> [Supplied text]

How to develop happiness skills by Karen Little


Small yellow flowers on a red background

Read or listen to this article about how anyone can develop skills to promote happiness:


The skill of being happy can be learned, like skills in any profession or sport, and with practice, those skills get better.


When you feel happy, your face and body automatically expresses it through "nonverbal communications."


Your gestalt, which refers to the totality of your being, is based on a system of interconnected reactions. Each action drives another action, like a lever that, when pulled, results in one type of behavior, and when retracted, another.


Smiles and laughter, for example, communicate happiness, but frowns trigger anger. You cannot switch those behaviors to mean the opposite because your body won't let you. Your nonverbal, autonomic nervous system is in charge!


You can very purposefully change your outlook by understanding how your body responds to information, then practicing what you learned. Fortunately, this topic has been studied extensively, providing a lot of information about what you can actively do to trigger happiness as well as other states of mind.

> [Exercise A] Summarize the happiness skills article in two sentences.
> [Exercise B] In the happiness skills article, what does the word "gestalt" refer to?
> [Exercise C] Write out the stretch of the happiness skills article from "Small yellow flowers" through "skills get better.".

> [Stored data entries]

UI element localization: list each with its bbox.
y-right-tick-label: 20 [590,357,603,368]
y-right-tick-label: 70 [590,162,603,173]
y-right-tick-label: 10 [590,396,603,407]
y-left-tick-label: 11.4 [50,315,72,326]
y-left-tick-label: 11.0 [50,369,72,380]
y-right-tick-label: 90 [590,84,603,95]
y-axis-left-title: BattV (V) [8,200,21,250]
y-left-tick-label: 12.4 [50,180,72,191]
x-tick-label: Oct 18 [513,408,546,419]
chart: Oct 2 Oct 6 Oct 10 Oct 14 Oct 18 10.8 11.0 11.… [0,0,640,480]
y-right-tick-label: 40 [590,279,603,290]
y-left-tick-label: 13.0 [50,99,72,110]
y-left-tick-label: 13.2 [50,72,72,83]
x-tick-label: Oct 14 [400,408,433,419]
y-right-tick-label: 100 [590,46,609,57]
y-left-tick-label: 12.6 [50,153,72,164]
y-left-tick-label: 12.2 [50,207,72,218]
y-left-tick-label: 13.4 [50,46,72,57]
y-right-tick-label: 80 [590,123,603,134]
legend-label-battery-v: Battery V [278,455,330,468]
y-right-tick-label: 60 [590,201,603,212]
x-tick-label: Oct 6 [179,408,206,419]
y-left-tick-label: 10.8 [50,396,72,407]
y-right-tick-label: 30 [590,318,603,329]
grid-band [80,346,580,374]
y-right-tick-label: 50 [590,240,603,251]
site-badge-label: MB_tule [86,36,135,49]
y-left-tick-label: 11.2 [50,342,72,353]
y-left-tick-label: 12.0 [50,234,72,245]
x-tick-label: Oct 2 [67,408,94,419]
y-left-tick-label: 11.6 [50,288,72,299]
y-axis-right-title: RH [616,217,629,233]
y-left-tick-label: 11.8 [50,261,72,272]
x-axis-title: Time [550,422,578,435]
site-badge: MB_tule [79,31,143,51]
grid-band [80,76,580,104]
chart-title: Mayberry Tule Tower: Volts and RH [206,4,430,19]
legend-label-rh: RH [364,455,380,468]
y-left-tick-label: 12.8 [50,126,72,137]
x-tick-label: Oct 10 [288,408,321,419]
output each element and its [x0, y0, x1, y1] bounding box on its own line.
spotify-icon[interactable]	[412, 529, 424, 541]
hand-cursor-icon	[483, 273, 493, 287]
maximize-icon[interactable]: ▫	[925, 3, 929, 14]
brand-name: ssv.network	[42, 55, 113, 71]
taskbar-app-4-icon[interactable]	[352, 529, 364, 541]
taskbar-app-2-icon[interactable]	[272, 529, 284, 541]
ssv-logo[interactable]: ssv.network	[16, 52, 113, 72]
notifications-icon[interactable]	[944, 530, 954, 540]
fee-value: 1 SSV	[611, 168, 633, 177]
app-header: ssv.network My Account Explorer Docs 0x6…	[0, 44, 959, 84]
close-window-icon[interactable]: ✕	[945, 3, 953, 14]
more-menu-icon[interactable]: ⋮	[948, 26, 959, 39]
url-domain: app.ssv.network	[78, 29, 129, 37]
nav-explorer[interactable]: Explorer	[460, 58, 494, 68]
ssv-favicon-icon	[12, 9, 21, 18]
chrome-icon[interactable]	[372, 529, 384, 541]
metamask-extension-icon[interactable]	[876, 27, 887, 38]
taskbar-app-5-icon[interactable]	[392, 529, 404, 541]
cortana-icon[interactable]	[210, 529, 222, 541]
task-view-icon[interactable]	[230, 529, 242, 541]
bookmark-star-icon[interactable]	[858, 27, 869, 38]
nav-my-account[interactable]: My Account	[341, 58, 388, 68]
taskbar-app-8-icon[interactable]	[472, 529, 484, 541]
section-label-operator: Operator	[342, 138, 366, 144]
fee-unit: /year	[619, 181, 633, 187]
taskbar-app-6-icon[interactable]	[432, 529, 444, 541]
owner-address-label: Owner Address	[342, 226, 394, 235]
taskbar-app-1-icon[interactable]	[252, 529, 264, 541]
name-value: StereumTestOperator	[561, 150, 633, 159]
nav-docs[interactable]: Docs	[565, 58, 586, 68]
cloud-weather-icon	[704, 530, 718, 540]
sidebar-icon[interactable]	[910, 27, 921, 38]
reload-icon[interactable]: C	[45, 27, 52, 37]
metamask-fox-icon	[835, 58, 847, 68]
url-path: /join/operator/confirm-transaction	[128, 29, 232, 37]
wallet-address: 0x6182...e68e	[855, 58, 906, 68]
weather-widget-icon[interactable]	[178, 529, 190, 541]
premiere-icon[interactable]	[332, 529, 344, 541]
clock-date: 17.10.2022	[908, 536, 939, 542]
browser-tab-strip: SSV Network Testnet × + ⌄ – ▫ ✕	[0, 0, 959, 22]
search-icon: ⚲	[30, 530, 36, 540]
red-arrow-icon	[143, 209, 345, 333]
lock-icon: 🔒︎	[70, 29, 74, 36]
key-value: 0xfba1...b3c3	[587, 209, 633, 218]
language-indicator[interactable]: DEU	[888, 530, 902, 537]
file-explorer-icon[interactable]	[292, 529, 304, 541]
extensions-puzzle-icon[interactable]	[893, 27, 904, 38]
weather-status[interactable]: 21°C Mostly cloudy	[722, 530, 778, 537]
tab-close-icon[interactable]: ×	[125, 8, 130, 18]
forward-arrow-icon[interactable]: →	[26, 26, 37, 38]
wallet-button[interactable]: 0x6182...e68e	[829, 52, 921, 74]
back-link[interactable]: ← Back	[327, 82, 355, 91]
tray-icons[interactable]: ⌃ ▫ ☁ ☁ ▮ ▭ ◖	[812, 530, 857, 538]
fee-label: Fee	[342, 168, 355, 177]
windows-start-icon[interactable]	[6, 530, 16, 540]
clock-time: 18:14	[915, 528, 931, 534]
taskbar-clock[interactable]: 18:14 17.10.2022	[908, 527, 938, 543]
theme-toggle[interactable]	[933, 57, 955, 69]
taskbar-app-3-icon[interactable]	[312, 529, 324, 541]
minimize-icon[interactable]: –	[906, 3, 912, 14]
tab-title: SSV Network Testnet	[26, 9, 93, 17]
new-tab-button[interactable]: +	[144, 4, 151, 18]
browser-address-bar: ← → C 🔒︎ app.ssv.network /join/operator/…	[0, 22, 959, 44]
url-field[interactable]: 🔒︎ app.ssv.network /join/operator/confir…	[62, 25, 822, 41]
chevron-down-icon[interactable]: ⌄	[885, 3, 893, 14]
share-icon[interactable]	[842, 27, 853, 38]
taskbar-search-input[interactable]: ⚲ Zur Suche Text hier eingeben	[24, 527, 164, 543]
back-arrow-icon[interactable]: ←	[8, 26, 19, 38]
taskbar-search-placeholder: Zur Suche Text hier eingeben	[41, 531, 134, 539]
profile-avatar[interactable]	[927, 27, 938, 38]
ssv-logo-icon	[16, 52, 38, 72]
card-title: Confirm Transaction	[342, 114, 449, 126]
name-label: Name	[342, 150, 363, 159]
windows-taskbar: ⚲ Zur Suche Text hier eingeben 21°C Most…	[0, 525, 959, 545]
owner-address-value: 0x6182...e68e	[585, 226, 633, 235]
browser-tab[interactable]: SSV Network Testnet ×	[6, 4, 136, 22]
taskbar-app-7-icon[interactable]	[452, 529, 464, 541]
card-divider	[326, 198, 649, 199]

> [Exercise answer A] Being happy is a skill that can be learned and improved with practice, and the body expresses happiness automatically through nonverbal communication such as smiles and laughter. By understanding how the body responds to information and practicing what they learn, people can purposefully change their outlook.

> [Exercise answer B] It refers to the totality of your being.

> [Exercise answer C]
Small yellow flowers on a red background

Read or listen to this article about how anyone can develop skills to promote happiness:


The skill of being happy can be learned, like skills in any profession or sport, and with practice, those skills get better.